STATED GOAL:
In the records below, find the line containing "What does this" and repeat it and every line after it exactly, without pictures.

## begin DATASET ENTRIES

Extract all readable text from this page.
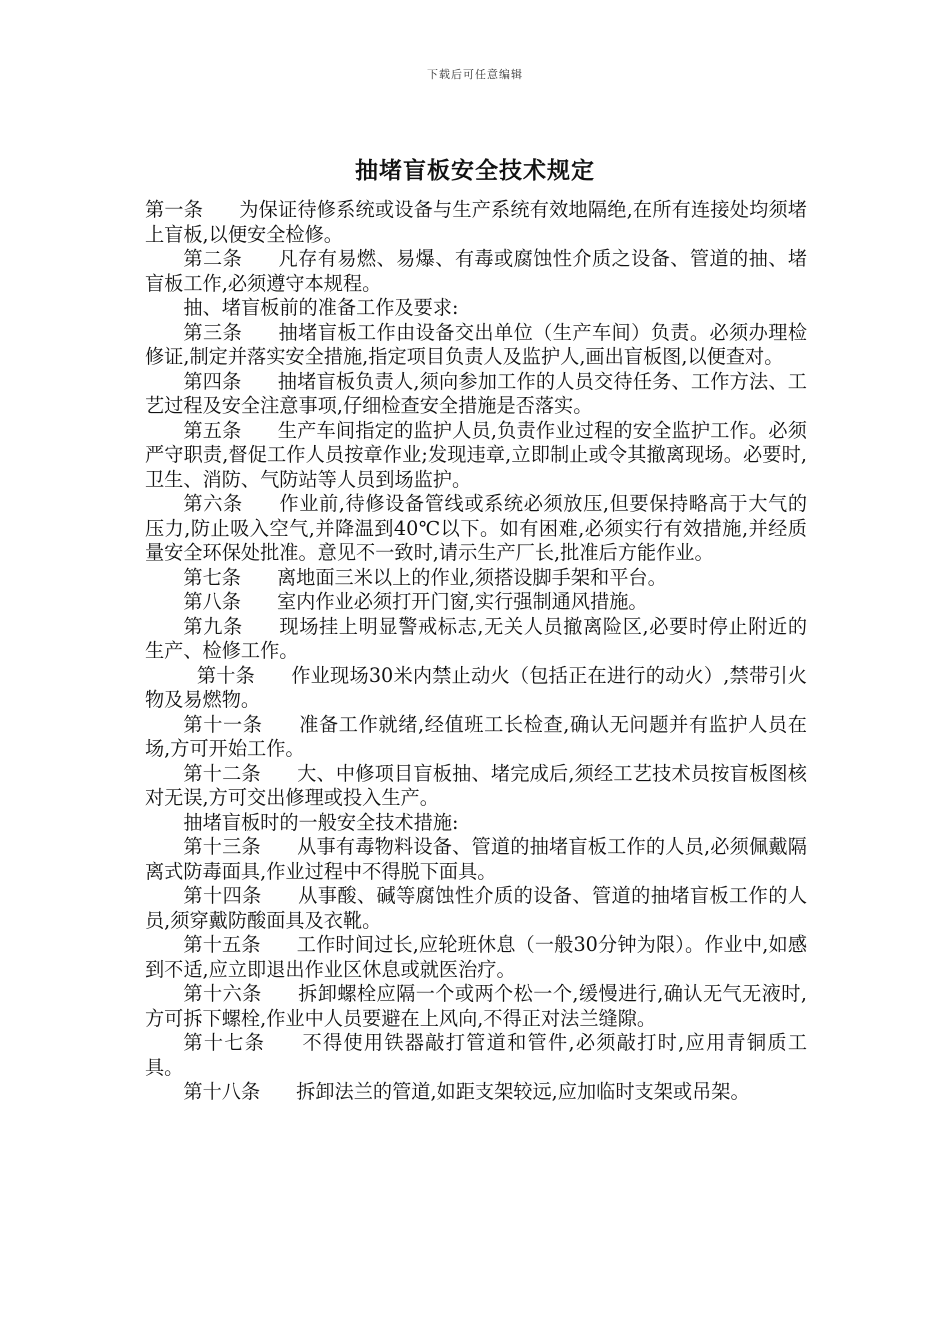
下载后可任意编辑
抽堵盲板安全技术规定

第一条 为保证待修系统或设备与生产系统有效地隔绝,在所有连接处均须堵上盲板,以便安全检修。

第二条 凡存有易燃、易爆、有毒或腐蚀性介质之设备、管道的抽、堵盲板工作,必须遵守本规程。

抽、堵盲板前的准备工作及要求:

第三条 抽堵盲板工作由设备交出单位（生产车间）负责。必须办理检修证,制定并落实安全措施,指定项目负责人及监护人,画出盲板图,以便查对。

第四条 抽堵盲板负责人,须向参加工作的人员交待任务、工作方法、工艺过程及安全注意事项,仔细检查安全措施是否落实。

第五条 生产车间指定的监护人员,负责作业过程的安全监护工作。必须严守职责,督促工作人员按章作业;发现违章,立即制止或令其撤离现场。必要时,卫生、消防、气防站等人员到场监护。

第六条 作业前,待修设备管线或系统必须放压,但要保持略高于大气的压力,防止吸入空气,并降温到40℃以下。如有困难,必须实行有效措施,并经质量安全环保处批准。意见不一致时,请示生产厂长,批准后方能作业。

第七条 离地面三米以上的作业,须搭设脚手架和平台。

第八条 室内作业必须打开门窗,实行强制通风措施。

第九条 现场挂上明显警戒标志,无关人员撤离险区,必要时停止附近的生产、检修工作。

第十条 作业现场30米内禁止动火（包括正在进行的动火）,禁带引火物及易燃物。

第十一条 准备工作就绪,经值班工长检查,确认无问题并有监护人员在场,方可开始工作。

第十二条 大、中修项目盲板抽、堵完成后,须经工艺技术员按盲板图核对无误,方可交出修理或投入生产。

抽堵盲板时的一般安全技术措施:

第十三条 从事有毒物料设备、管道的抽堵盲板工作的人员,必须佩戴隔离式防毒面具,作业过程中不得脱下面具。

第十四条 从事酸、碱等腐蚀性介质的设备、管道的抽堵盲板工作的人员,须穿戴防酸面具及衣靴。

第十五条 工作时间过长,应轮班休息（一般30分钟为限）。作业中,如感到不适,应立即退出作业区休息或就医治疗。

第十六条 拆卸螺栓应隔一个或两个松一个,缓慢进行,确认无气无液时,方可拆下螺栓,作业中人员要避在上风向,不得正对法兰缝隙。

第十七条 不得使用铁器敲打管道和管件,必须敲打时,应用青铜质工具。

第十八条 拆卸法兰的管道,如距支架较远,应加临时支架或吊架。
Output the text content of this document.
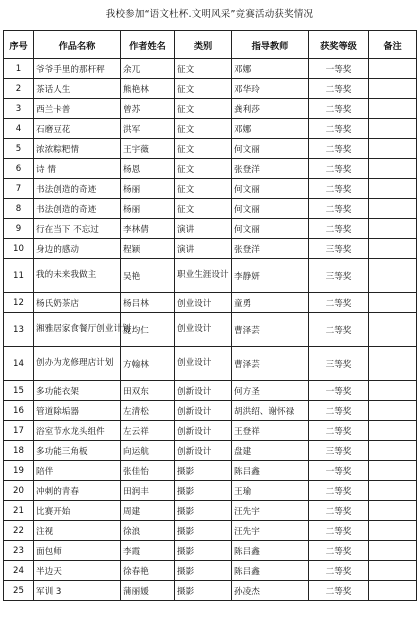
我校参加“语文杜杯.文明风采”竞赛活动获奖情况
序号	作品名称	作者姓名	类别	指导教师	获奖等级	备注
1	爷爷手里的那杆秤	余兀	征文	邓娜	一等奖	
2	茶话人生	熊艳林	征文	邓华玲	二等奖	
3	西兰卡普	曾苏	征文	龚利莎	二等奖	
4	石磨豆花	洪军	征文	邓娜	二等奖	
5	浓浓粽粑情	王宇薇	征文	何文丽	二等奖	
6	诗 情	杨恩	征文	张登洋	二等奖	
7	书法创造的奇迹	杨丽	征文	何文丽	二等奖	
8	书法创造的奇迹	杨丽	征文	何文丽	二等奖	
9	行在当下 不忘过	李林倩	演讲	何文丽	二等奖	
10	身边的感动	程颖	演讲	张登洋	三等奖	
11	我的未来我做主	吴艳	职业生涯设计	李静妍	三等奖	
12	杨氏奶茶店	杨吕林	创业设计	童勇	二等奖	
13	湘雅居家食餐厅创业计划	庞均仁	创业设计	曹泽芸	二等奖	
14	创办为龙修理店计划	方翰林	创业设计	曹泽芸	三等奖	
15	多功能衣架	田双东	创新设计	何方圣	一等奖	
16	管道除垢器	左清松	创新设计	胡洪绍、谢怀禄	二等奖	
17	浴室节水龙头组件	左云祥	创新设计	王登祥	二等奖	
18	多功能三角板	向运航	创新设计	盘建	三等奖	
19	陪伴	张佳怡	摄影	陈吕鑫	一等奖	
20	冲刺的青春	田润丰	摄影	王瑜	二等奖	
21	比赛开始	周建	摄影	汪先宇	二等奖	
22	注视	徐浪	摄影	汪先宇	二等奖	
23	面包师	李霞	摄影	陈吕鑫	二等奖	
24	半边天	徐春艳	摄影	陈吕鑫	二等奖	
25	军训 3	蒲丽媛	摄影	孙凌杰	二等奖	
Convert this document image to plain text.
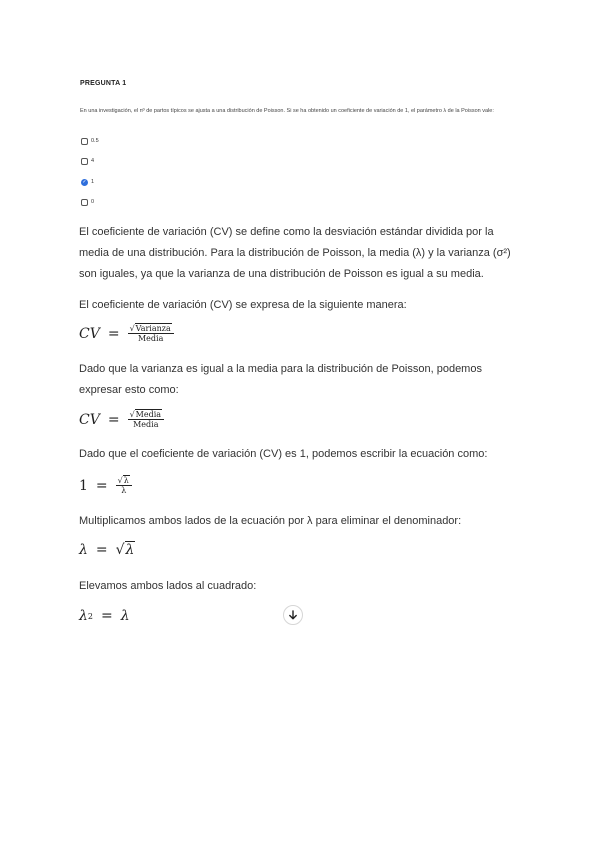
PREGUNTA 1
En una investigación, el nº de partos típicos se ajusta a una distribución de Poisson. Si se ha obtenido un coeficiente de variación de 1, el parámetro λ de la Poisson vale:
0.5
4
✓
1
0
El coeficiente de variación (CV) se define como la desviación estándar dividida por la media de una distribución. Para la distribución de Poisson, la media (λ) y la varianza (σ²) son iguales, ya que la varianza de una distribución de Poisson es igual a su media.
El coeficiente de variación (CV) se expresa de la siguiente manera:
CV = $\frac{\text{√Varianza}}{\text{Media}}$
Dado que la varianza es igual a la media para la distribución de Poisson, podemos expresar esto como:
CV = $\frac{\text{√Media}}{\text{Media}}$
Dado que el coeficiente de variación (CV) es 1, podemos escribir la ecuación como:
$1 = \frac{√\lambda}{\lambda}$
Multiplicamos ambos lados de la ecuación por λ para eliminar el denominador:
λ = √ λ
Elevamos ambos lados al cuadrado:
λ 2 = λ
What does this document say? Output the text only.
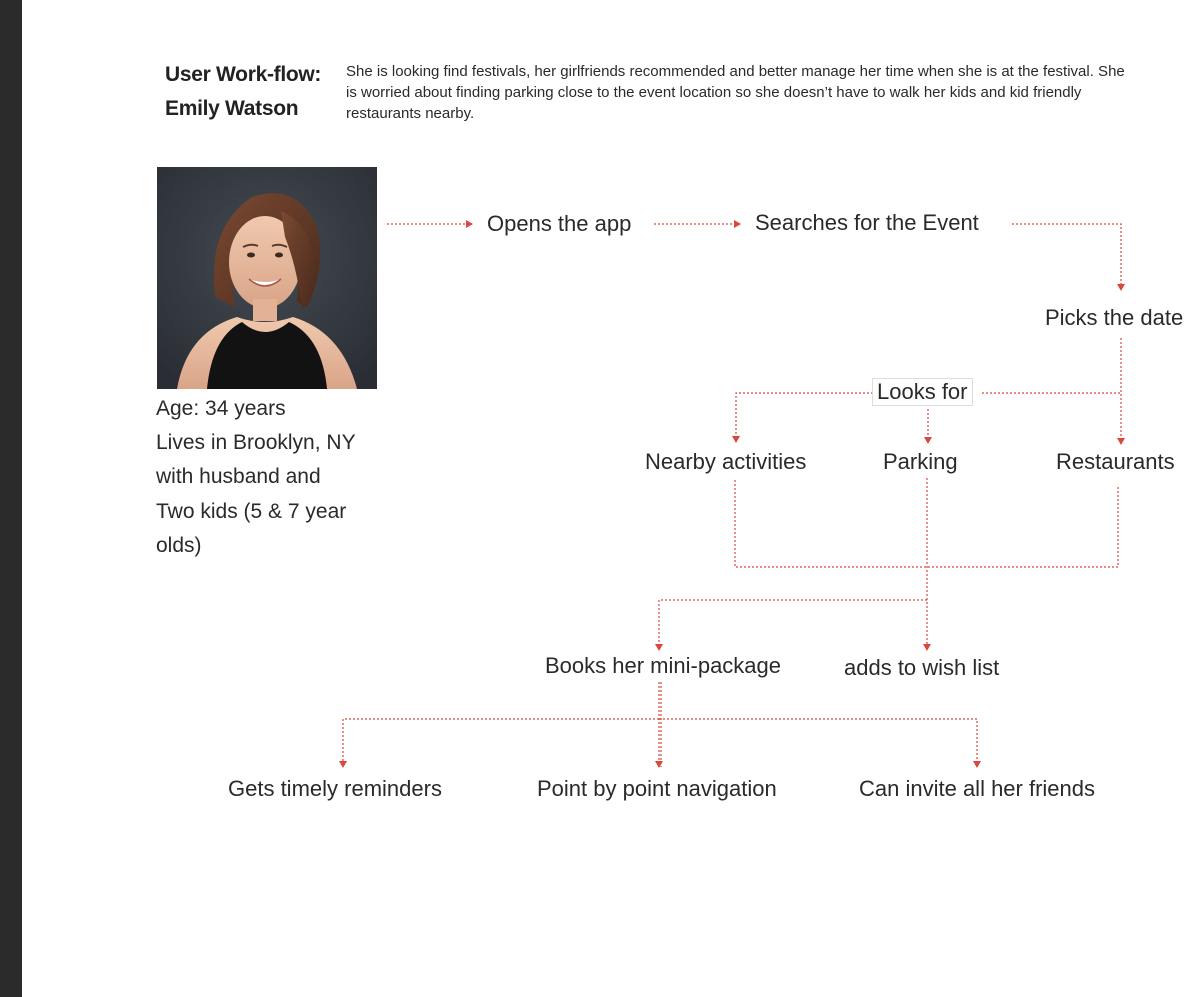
User Work-flow:
Emily Watson
She is looking find festivals, her girlfriends recommended and better manage her time when she is at the festival. She is worried about finding parking close to the event location so she doesn’t have to walk her kids and kid friendly restaurants nearby.
Age: 34 years
Lives in Brooklyn, NY
with husband and
Two kids (5 & 7 year
olds)
Opens the app	Searches for the Event
Picks the date
Looks for
Nearby activities	Parking	Restaurants
Books her mini-package	adds to wish list
Gets timely reminders	Point by point navigation	Can invite all her friends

## end DATASET ENTRIES

THE RESPONSE:
What does this document say? Output the text only.
User Work-flow:
Emily Watson
She is looking find festivals, her girlfriends recommended and better manage her time when she is at the festival. She is worried about finding parking close to the event location so she doesn’t have to walk her kids and kid friendly restaurants nearby.
Age: 34 years
Lives in Brooklyn, NY
with husband and
Two kids (5 & 7 year
olds)
Opens the app	Searches for the Event
Picks the date
Looks for
Nearby activities	Parking	Restaurants
Books her mini-package	adds to wish list
Gets timely reminders	Point by point navigation	Can invite all her friends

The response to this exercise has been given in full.